— start —

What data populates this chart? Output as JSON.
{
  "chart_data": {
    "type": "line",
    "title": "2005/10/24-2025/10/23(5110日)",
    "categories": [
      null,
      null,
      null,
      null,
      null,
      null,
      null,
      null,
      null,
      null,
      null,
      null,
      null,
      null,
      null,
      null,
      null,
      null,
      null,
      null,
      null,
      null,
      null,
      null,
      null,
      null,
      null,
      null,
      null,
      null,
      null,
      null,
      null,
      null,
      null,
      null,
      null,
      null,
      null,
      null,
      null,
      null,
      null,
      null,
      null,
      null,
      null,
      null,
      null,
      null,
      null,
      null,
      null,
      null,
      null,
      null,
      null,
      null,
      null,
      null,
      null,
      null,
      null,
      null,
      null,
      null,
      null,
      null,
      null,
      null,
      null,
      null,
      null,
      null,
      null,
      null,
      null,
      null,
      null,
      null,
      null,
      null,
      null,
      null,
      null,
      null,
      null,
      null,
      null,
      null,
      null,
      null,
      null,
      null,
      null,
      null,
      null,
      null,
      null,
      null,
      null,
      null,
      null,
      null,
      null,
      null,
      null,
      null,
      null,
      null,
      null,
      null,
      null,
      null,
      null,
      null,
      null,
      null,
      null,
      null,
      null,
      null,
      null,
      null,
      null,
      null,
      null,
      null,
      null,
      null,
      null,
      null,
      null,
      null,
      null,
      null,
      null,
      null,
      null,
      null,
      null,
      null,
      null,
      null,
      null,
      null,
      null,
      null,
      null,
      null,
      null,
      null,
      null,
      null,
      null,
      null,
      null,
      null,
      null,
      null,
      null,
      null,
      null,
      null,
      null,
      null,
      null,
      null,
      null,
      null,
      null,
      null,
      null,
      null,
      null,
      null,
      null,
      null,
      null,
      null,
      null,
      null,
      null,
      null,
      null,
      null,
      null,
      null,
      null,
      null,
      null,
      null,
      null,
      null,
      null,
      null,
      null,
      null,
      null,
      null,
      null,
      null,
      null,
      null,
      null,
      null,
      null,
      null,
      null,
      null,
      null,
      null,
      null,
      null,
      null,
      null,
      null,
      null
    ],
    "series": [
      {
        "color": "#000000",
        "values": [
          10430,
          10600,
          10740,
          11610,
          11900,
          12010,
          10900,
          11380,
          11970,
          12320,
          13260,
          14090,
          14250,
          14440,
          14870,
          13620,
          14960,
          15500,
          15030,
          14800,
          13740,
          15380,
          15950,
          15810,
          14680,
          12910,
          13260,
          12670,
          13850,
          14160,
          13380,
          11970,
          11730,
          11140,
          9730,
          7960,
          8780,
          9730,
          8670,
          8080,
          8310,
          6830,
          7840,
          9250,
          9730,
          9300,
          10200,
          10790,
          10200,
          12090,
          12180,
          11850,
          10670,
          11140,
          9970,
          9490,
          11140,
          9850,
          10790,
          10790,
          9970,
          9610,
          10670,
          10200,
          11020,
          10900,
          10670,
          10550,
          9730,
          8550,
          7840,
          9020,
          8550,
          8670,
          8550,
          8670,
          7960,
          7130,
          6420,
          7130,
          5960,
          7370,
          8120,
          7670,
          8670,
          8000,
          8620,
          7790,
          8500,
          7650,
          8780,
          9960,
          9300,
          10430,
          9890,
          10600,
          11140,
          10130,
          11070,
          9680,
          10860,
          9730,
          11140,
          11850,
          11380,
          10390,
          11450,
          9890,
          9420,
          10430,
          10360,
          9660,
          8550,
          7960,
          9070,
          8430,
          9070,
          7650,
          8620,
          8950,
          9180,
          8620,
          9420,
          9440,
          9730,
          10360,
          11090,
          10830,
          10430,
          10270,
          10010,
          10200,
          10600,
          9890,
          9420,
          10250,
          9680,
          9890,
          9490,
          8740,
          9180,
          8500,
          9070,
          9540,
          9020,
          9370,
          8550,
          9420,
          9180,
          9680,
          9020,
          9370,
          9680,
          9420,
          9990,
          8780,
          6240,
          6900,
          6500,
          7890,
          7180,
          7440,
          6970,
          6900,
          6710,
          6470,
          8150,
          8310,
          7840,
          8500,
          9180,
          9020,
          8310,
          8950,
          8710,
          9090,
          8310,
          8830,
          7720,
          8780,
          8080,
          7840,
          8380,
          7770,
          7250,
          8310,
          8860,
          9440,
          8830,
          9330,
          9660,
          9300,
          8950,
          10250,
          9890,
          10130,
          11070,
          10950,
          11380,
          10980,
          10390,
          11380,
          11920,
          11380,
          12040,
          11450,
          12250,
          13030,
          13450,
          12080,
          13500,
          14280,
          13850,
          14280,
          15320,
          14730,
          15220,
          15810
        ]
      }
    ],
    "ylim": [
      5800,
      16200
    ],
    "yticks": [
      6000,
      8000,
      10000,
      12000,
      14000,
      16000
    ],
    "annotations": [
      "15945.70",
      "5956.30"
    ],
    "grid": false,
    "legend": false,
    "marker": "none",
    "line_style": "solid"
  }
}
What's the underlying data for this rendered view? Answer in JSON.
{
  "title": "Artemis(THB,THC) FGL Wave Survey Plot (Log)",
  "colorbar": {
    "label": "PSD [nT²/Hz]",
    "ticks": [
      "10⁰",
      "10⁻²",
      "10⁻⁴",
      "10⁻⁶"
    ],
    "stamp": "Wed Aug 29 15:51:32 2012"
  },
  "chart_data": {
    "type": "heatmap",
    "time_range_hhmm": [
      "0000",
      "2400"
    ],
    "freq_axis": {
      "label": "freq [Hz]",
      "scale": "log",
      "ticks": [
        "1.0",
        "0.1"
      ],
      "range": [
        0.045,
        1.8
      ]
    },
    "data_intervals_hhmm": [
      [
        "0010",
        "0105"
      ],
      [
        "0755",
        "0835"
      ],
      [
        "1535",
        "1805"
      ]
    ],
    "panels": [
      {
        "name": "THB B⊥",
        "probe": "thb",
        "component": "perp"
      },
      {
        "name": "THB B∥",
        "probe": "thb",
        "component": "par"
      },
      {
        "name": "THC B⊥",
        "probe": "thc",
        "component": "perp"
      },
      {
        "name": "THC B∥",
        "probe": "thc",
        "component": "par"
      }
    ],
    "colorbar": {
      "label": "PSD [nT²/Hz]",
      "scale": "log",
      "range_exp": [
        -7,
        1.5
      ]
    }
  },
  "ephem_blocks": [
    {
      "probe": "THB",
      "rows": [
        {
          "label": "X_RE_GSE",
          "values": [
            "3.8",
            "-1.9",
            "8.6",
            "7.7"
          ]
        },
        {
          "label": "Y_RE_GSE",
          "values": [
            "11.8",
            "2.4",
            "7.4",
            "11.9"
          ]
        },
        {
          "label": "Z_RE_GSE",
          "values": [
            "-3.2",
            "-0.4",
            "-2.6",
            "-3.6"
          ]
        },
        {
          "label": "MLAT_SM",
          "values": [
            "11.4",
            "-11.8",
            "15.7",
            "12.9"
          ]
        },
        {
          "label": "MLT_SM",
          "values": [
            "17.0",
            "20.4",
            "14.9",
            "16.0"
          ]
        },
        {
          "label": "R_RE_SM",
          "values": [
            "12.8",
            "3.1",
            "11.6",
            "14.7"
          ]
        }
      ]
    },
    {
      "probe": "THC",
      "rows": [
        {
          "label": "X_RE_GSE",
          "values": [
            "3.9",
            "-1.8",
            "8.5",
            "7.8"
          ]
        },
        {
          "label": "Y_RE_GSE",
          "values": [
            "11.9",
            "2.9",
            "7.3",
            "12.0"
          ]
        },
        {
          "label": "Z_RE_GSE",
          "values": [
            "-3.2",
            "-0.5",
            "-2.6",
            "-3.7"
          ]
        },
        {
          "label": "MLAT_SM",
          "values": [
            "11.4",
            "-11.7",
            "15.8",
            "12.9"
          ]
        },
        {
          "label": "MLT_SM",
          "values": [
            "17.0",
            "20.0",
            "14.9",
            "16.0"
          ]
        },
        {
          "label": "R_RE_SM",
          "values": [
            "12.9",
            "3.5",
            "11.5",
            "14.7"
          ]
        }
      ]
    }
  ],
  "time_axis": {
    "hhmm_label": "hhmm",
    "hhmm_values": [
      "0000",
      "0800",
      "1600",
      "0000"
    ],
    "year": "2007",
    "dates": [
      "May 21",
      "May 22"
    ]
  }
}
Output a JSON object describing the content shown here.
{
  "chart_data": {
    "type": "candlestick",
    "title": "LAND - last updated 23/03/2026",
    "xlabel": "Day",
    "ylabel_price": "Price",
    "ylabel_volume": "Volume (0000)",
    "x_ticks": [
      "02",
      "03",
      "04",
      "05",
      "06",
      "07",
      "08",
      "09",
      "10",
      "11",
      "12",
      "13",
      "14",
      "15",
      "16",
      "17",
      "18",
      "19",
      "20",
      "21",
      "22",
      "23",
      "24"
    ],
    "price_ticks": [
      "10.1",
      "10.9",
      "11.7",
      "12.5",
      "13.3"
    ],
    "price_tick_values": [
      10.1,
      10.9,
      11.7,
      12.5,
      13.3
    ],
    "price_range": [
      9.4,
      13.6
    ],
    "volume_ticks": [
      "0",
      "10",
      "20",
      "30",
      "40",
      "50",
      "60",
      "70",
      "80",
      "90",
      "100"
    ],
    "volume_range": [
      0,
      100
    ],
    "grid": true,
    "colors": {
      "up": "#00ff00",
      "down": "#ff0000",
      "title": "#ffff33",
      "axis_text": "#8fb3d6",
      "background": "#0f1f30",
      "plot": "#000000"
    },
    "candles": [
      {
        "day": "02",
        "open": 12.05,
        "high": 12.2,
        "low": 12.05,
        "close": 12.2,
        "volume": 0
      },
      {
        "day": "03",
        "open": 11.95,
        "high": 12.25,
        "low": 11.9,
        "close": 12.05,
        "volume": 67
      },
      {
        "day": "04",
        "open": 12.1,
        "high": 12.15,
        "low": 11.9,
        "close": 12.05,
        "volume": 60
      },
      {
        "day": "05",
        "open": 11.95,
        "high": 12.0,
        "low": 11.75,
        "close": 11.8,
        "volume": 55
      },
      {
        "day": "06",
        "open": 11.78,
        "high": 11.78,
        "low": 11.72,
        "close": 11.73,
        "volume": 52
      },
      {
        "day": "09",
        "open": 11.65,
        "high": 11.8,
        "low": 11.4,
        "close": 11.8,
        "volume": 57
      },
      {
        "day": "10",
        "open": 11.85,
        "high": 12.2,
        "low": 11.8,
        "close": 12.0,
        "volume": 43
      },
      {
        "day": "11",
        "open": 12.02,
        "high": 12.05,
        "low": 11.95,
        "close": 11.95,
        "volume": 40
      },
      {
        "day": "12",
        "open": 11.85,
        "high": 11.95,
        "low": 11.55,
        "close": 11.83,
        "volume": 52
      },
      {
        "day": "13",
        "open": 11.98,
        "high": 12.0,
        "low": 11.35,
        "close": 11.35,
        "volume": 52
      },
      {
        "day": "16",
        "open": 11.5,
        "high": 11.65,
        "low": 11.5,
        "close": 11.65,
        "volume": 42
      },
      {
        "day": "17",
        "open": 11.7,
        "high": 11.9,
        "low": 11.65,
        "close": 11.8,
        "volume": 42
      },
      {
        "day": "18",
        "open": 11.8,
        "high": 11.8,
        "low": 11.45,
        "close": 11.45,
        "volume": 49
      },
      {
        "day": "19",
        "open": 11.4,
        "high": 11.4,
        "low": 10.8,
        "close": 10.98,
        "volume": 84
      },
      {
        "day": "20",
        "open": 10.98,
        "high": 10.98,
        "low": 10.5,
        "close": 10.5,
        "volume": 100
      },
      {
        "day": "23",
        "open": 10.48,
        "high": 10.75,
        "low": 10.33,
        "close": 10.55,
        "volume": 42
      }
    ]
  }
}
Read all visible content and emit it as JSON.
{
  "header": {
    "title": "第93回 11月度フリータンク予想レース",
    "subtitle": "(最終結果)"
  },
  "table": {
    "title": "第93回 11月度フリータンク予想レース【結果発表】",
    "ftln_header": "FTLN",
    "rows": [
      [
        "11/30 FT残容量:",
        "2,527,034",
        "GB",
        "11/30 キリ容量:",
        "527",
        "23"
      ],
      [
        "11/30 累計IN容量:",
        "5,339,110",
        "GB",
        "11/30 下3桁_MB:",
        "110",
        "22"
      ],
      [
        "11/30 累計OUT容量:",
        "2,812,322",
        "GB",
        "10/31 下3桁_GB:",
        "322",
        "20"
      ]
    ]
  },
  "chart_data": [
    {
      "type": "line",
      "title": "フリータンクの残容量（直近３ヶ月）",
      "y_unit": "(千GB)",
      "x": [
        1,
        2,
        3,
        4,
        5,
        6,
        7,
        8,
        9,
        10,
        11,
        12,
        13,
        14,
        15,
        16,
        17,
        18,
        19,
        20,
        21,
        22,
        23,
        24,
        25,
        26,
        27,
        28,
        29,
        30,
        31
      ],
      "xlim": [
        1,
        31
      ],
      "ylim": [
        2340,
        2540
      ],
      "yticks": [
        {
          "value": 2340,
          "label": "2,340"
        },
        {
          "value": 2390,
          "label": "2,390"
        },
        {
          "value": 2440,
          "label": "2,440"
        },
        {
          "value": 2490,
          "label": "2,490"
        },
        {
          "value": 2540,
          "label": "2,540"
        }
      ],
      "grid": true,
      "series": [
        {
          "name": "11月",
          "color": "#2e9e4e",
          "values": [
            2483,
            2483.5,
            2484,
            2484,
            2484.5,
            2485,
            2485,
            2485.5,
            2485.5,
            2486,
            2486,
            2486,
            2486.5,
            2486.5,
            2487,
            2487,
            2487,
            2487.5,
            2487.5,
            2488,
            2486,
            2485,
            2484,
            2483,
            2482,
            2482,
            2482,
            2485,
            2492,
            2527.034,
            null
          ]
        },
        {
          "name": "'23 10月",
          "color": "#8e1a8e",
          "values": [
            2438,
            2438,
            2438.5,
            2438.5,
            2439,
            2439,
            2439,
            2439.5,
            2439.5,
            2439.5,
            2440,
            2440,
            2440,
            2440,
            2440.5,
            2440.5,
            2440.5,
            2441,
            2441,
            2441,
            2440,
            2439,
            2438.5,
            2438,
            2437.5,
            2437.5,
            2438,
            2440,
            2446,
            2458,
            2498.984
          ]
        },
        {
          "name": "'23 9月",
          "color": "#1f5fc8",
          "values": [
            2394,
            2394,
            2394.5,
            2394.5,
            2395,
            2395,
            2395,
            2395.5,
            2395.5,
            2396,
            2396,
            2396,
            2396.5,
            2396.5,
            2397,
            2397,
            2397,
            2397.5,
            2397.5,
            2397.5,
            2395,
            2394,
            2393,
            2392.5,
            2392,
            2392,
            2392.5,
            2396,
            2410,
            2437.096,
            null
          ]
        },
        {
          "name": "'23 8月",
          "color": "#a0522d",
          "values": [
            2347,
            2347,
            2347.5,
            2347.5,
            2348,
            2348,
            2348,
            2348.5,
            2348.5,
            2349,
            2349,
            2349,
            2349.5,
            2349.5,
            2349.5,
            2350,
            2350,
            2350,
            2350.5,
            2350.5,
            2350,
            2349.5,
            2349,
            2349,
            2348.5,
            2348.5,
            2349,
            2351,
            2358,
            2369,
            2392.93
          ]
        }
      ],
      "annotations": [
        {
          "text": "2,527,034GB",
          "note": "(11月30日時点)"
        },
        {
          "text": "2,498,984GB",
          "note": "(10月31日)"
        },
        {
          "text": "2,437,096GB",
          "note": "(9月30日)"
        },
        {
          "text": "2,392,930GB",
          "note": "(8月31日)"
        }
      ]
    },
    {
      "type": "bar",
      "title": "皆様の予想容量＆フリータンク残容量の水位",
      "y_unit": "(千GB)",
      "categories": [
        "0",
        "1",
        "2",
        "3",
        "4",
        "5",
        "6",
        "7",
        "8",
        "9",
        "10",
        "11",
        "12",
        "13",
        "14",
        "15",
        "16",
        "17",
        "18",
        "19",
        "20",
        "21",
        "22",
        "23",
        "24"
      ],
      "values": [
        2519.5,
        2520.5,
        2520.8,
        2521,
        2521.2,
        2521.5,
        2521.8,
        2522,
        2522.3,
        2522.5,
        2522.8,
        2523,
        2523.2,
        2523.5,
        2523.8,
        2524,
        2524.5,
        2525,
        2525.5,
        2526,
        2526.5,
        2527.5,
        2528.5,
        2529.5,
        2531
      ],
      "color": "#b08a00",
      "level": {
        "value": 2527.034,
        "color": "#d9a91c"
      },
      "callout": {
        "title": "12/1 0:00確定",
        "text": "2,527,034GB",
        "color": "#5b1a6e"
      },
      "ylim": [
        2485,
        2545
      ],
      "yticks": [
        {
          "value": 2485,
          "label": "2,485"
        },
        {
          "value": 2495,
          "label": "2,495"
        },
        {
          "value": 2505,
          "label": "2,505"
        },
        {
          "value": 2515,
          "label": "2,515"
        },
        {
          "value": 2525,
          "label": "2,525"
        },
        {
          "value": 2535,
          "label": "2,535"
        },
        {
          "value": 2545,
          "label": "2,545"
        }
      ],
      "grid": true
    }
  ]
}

— end —

--- To be done ---
Copy every line of the listing where the word "grid" appears.

--- Finished answer ---
    "grid": false,
    "grid": true,
      "grid": true,
      "grid": true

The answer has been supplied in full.